Set problem: Determine the number of lines in the data that include the word "Adgangsnivå", and write only that number.

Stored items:
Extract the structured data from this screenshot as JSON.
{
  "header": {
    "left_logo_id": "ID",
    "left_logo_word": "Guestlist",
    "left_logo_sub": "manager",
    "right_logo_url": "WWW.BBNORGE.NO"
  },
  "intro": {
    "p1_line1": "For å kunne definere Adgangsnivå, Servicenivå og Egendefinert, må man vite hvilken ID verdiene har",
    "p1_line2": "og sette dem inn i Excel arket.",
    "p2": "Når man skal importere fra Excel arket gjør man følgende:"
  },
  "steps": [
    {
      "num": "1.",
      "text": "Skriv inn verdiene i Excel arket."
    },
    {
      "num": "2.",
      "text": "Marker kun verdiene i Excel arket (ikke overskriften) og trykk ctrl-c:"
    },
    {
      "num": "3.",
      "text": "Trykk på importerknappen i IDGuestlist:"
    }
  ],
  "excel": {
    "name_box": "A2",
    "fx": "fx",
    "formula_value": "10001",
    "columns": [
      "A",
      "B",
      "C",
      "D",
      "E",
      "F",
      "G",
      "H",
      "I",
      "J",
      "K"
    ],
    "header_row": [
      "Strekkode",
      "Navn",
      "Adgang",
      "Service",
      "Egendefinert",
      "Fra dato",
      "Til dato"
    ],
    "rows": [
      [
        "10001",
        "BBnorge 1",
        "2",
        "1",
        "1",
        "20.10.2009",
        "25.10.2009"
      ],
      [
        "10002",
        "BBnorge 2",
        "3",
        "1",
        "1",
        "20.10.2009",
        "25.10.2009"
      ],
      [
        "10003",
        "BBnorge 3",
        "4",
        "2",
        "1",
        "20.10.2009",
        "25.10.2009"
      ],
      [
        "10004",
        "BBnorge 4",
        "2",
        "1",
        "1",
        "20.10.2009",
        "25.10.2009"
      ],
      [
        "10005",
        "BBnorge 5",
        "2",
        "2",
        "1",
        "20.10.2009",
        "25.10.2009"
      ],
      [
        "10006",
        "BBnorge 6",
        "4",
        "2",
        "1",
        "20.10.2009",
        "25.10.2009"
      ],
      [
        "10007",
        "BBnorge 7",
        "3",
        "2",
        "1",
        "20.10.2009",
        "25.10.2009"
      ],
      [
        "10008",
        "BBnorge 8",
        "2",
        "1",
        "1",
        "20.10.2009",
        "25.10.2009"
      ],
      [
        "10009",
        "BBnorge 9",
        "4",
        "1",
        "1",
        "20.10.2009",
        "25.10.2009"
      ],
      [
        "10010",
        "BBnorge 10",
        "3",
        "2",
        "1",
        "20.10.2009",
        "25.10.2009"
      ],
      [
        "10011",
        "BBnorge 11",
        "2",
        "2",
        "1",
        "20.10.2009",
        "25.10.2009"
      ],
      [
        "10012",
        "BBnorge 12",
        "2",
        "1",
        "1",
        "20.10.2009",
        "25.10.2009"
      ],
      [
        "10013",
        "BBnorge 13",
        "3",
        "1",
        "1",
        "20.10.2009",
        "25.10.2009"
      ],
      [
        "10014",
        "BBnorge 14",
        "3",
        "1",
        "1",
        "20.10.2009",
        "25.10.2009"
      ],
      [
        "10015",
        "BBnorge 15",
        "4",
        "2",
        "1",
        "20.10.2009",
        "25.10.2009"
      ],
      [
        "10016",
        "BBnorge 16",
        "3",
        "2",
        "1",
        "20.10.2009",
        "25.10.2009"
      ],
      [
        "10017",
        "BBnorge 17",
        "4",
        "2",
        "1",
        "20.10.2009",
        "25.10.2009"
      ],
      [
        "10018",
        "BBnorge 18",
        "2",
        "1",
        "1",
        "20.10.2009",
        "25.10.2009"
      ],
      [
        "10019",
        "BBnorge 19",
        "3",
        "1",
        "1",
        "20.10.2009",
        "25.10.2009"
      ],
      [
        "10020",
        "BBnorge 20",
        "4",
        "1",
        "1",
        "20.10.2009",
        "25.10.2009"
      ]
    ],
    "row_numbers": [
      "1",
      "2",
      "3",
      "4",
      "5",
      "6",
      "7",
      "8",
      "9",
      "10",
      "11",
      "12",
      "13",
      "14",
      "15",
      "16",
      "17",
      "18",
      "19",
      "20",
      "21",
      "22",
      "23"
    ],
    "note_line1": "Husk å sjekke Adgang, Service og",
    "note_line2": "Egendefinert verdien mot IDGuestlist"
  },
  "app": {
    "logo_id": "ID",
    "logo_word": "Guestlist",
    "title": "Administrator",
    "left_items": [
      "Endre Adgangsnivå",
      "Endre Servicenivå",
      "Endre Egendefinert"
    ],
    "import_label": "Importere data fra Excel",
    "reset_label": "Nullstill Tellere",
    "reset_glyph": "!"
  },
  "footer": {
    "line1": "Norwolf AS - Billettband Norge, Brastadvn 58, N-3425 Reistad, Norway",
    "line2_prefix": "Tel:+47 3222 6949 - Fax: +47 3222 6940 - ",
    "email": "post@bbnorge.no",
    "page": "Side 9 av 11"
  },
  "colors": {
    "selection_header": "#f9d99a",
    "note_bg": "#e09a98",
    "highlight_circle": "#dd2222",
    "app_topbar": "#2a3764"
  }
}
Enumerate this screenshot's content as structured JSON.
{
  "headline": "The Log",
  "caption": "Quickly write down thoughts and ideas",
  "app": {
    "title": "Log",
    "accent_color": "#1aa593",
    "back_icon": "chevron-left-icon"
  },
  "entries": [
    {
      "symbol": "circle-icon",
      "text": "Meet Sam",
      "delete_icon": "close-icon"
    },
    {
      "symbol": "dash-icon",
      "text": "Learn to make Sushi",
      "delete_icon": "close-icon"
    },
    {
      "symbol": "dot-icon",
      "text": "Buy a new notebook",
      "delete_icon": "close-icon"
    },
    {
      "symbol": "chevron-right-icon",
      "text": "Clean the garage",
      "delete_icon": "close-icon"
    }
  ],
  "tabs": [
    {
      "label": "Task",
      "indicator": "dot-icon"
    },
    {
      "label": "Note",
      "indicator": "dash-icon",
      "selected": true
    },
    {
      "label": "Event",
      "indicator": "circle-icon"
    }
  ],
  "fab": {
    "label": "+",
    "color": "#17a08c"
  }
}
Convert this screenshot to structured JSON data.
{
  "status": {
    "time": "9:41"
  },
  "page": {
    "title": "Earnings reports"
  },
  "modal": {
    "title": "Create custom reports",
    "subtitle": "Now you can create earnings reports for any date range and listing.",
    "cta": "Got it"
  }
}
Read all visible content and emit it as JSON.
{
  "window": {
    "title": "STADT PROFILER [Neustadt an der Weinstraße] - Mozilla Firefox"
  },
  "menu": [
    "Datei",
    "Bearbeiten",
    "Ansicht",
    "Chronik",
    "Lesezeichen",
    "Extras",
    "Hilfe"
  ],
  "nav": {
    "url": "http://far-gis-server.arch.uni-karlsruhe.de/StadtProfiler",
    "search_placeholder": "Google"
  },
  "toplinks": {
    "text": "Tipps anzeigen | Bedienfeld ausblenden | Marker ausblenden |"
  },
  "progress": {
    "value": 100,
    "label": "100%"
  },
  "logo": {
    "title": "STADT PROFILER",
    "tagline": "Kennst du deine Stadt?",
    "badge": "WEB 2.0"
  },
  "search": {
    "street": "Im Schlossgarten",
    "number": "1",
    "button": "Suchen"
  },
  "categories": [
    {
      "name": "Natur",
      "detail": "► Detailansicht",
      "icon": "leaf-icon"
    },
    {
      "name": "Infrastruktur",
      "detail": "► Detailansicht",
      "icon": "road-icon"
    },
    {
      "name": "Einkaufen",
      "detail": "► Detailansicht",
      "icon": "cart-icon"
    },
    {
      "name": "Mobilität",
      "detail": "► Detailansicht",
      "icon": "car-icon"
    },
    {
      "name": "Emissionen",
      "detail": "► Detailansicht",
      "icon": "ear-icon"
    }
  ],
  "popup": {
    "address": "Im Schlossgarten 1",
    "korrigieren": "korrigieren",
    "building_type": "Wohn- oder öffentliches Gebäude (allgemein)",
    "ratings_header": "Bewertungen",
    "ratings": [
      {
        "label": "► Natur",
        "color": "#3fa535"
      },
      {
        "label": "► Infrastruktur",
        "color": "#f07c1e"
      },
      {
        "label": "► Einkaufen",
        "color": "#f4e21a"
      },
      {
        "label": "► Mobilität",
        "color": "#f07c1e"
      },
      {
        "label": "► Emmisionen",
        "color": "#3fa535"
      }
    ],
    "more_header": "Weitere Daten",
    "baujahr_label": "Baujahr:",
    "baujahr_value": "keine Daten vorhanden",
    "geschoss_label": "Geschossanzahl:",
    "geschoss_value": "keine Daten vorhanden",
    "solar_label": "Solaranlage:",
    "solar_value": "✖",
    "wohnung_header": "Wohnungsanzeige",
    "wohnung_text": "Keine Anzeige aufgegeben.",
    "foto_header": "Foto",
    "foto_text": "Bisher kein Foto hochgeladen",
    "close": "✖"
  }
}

Result of this task: 2